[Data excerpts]
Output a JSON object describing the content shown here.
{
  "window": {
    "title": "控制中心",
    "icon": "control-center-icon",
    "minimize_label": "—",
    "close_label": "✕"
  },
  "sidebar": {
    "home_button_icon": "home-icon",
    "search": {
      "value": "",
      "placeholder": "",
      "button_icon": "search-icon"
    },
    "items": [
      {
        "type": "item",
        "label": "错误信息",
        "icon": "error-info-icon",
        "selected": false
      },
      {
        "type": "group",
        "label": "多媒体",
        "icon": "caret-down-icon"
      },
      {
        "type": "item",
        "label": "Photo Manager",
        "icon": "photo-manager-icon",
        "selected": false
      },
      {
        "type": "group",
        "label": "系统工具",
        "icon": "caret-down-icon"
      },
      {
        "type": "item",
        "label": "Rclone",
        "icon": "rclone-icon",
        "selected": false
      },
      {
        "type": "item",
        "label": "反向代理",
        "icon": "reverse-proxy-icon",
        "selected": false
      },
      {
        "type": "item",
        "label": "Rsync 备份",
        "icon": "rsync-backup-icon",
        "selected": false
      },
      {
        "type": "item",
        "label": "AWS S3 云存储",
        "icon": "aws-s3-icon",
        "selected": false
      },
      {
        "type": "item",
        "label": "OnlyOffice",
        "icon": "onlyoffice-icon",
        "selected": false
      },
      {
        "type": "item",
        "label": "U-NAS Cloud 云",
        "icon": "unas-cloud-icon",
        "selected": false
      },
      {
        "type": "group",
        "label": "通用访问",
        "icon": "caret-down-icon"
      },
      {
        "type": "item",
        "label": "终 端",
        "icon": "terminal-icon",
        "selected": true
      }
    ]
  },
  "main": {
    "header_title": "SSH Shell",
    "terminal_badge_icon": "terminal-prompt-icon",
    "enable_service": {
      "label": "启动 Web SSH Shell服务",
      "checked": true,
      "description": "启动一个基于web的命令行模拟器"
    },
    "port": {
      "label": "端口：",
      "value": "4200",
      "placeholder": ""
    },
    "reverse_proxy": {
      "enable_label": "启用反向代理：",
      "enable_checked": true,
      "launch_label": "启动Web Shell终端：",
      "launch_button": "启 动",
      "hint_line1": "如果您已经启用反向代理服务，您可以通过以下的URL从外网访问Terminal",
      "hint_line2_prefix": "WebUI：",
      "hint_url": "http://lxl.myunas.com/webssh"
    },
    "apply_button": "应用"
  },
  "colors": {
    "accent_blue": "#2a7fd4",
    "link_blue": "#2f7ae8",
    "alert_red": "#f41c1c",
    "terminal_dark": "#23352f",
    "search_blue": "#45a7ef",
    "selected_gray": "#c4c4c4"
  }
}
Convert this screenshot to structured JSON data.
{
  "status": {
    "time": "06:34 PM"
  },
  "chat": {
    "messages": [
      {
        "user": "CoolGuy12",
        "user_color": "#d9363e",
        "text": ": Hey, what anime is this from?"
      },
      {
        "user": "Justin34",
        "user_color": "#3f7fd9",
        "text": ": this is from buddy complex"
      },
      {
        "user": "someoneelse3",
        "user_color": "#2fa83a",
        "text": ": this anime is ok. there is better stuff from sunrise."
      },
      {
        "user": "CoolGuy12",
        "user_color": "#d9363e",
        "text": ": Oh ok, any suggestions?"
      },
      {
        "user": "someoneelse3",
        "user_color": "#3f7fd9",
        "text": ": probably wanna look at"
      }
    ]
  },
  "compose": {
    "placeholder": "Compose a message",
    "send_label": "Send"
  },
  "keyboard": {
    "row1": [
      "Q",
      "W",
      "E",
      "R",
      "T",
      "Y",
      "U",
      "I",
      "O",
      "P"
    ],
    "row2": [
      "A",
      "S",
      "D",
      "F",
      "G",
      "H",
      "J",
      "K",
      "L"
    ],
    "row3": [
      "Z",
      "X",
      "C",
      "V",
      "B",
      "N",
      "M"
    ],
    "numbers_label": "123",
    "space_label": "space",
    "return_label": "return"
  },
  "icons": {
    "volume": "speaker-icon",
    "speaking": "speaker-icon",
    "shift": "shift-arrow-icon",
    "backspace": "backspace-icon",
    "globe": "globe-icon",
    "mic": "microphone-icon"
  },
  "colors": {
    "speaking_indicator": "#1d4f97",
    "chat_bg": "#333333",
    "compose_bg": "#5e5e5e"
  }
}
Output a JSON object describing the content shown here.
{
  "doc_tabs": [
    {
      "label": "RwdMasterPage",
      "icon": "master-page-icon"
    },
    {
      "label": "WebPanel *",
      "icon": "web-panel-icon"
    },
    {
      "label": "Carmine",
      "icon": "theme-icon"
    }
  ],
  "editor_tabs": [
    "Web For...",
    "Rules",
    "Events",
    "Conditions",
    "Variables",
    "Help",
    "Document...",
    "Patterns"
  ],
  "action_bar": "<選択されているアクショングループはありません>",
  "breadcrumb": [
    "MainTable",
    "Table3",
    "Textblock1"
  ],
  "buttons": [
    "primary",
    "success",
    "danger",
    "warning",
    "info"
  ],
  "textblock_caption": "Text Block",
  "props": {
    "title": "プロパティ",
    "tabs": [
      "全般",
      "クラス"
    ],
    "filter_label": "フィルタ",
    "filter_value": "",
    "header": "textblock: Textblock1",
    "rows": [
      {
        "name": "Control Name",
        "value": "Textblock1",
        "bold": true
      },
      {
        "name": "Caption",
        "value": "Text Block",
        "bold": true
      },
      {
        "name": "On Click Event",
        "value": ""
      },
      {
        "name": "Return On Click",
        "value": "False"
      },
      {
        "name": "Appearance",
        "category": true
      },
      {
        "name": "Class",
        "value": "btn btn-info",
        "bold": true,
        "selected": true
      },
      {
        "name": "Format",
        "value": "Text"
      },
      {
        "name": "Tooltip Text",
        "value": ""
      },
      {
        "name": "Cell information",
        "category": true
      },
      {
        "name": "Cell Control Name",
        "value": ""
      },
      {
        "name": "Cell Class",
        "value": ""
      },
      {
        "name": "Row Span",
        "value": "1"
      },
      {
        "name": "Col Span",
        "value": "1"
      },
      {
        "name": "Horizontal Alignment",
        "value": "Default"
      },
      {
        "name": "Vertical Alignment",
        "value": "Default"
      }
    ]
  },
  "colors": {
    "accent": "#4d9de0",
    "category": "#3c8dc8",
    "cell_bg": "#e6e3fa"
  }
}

**Aim of the task**
Write the data out again in full and exactly.

**Full output**
Output a JSON object describing the content shown here.
{
  "window": {
    "title": "控制中心",
    "icon": "control-center-icon",
    "minimize_label": "—",
    "close_label": "✕"
  },
  "sidebar": {
    "home_button_icon": "home-icon",
    "search": {
      "value": "",
      "placeholder": "",
      "button_icon": "search-icon"
    },
    "items": [
      {
        "type": "item",
        "label": "错误信息",
        "icon": "error-info-icon",
        "selected": false
      },
      {
        "type": "group",
        "label": "多媒体",
        "icon": "caret-down-icon"
      },
      {
        "type": "item",
        "label": "Photo Manager",
        "icon": "photo-manager-icon",
        "selected": false
      },
      {
        "type": "group",
        "label": "系统工具",
        "icon": "caret-down-icon"
      },
      {
        "type": "item",
        "label": "Rclone",
        "icon": "rclone-icon",
        "selected": false
      },
      {
        "type": "item",
        "label": "反向代理",
        "icon": "reverse-proxy-icon",
        "selected": false
      },
      {
        "type": "item",
        "label": "Rsync 备份",
        "icon": "rsync-backup-icon",
        "selected": false
      },
      {
        "type": "item",
        "label": "AWS S3 云存储",
        "icon": "aws-s3-icon",
        "selected": false
      },
      {
        "type": "item",
        "label": "OnlyOffice",
        "icon": "onlyoffice-icon",
        "selected": false
      },
      {
        "type": "item",
        "label": "U-NAS Cloud 云",
        "icon": "unas-cloud-icon",
        "selected": false
      },
      {
        "type": "group",
        "label": "通用访问",
        "icon": "caret-down-icon"
      },
      {
        "type": "item",
        "label": "终 端",
        "icon": "terminal-icon",
        "selected": true
      }
    ]
  },
  "main": {
    "header_title": "SSH Shell",
    "terminal_badge_icon": "terminal-prompt-icon",
    "enable_service": {
      "label": "启动 Web SSH Shell服务",
      "checked": true,
      "description": "启动一个基于web的命令行模拟器"
    },
    "port": {
      "label": "端口：",
      "value": "4200",
      "placeholder": ""
    },
    "reverse_proxy": {
      "enable_label": "启用反向代理：",
      "enable_checked": true,
      "launch_label": "启动Web Shell终端：",
      "launch_button": "启 动",
      "hint_line1": "如果您已经启用反向代理服务，您可以通过以下的URL从外网访问Terminal",
      "hint_line2_prefix": "WebUI：",
      "hint_url": "http://lxl.myunas.com/webssh"
    },
    "apply_button": "应用"
  },
  "colors": {
    "accent_blue": "#2a7fd4",
    "link_blue": "#2f7ae8",
    "alert_red": "#f41c1c",
    "terminal_dark": "#23352f",
    "search_blue": "#45a7ef",
    "selected_gray": "#c4c4c4"
  }
}
Convert this screenshot to structured JSON data.
{
  "status": {
    "time": "06:34 PM"
  },
  "chat": {
    "messages": [
      {
        "user": "CoolGuy12",
        "user_color": "#d9363e",
        "text": ": Hey, what anime is this from?"
      },
      {
        "user": "Justin34",
        "user_color": "#3f7fd9",
        "text": ": this is from buddy complex"
      },
      {
        "user": "someoneelse3",
        "user_color": "#2fa83a",
        "text": ": this anime is ok. there is better stuff from sunrise."
      },
      {
        "user": "CoolGuy12",
        "user_color": "#d9363e",
        "text": ": Oh ok, any suggestions?"
      },
      {
        "user": "someoneelse3",
        "user_color": "#3f7fd9",
        "text": ": probably wanna look at"
      }
    ]
  },
  "compose": {
    "placeholder": "Compose a message",
    "send_label": "Send"
  },
  "keyboard": {
    "row1": [
      "Q",
      "W",
      "E",
      "R",
      "T",
      "Y",
      "U",
      "I",
      "O",
      "P"
    ],
    "row2": [
      "A",
      "S",
      "D",
      "F",
      "G",
      "H",
      "J",
      "K",
      "L"
    ],
    "row3": [
      "Z",
      "X",
      "C",
      "V",
      "B",
      "N",
      "M"
    ],
    "numbers_label": "123",
    "space_label": "space",
    "return_label": "return"
  },
  "icons": {
    "volume": "speaker-icon",
    "speaking": "speaker-icon",
    "shift": "shift-arrow-icon",
    "backspace": "backspace-icon",
    "globe": "globe-icon",
    "mic": "microphone-icon"
  },
  "colors": {
    "speaking_indicator": "#1d4f97",
    "chat_bg": "#333333",
    "compose_bg": "#5e5e5e"
  }
}
Output a JSON object describing the content shown here.
{
  "doc_tabs": [
    {
      "label": "RwdMasterPage",
      "icon": "master-page-icon"
    },
    {
      "label": "WebPanel *",
      "icon": "web-panel-icon"
    },
    {
      "label": "Carmine",
      "icon": "theme-icon"
    }
  ],
  "editor_tabs": [
    "Web For...",
    "Rules",
    "Events",
    "Conditions",
    "Variables",
    "Help",
    "Document...",
    "Patterns"
  ],
  "action_bar": "<選択されているアクショングループはありません>",
  "breadcrumb": [
    "MainTable",
    "Table3",
    "Textblock1"
  ],
  "buttons": [
    "primary",
    "success",
    "danger",
    "warning",
    "info"
  ],
  "textblock_caption": "Text Block",
  "props": {
    "title": "プロパティ",
    "tabs": [
      "全般",
      "クラス"
    ],
    "filter_label": "フィルタ",
    "filter_value": "",
    "header": "textblock: Textblock1",
    "rows": [
      {
        "name": "Control Name",
        "value": "Textblock1",
        "bold": true
      },
      {
        "name": "Caption",
        "value": "Text Block",
        "bold": true
      },
      {
        "name": "On Click Event",
        "value": ""
      },
      {
        "name": "Return On Click",
        "value": "False"
      },
      {
        "name": "Appearance",
        "category": true
      },
      {
        "name": "Class",
        "value": "btn btn-info",
        "bold": true,
        "selected": true
      },
      {
        "name": "Format",
        "value": "Text"
      },
      {
        "name": "Tooltip Text",
        "value": ""
      },
      {
        "name": "Cell information",
        "category": true
      },
      {
        "name": "Cell Control Name",
        "value": ""
      },
      {
        "name": "Cell Class",
        "value": ""
      },
      {
        "name": "Row Span",
        "value": "1"
      },
      {
        "name": "Col Span",
        "value": "1"
      },
      {
        "name": "Horizontal Alignment",
        "value": "Default"
      },
      {
        "name": "Vertical Alignment",
        "value": "Default"
      }
    ]
  },
  "colors": {
    "accent": "#4d9de0",
    "category": "#3c8dc8",
    "cell_bg": "#e6e3fa"
  }
}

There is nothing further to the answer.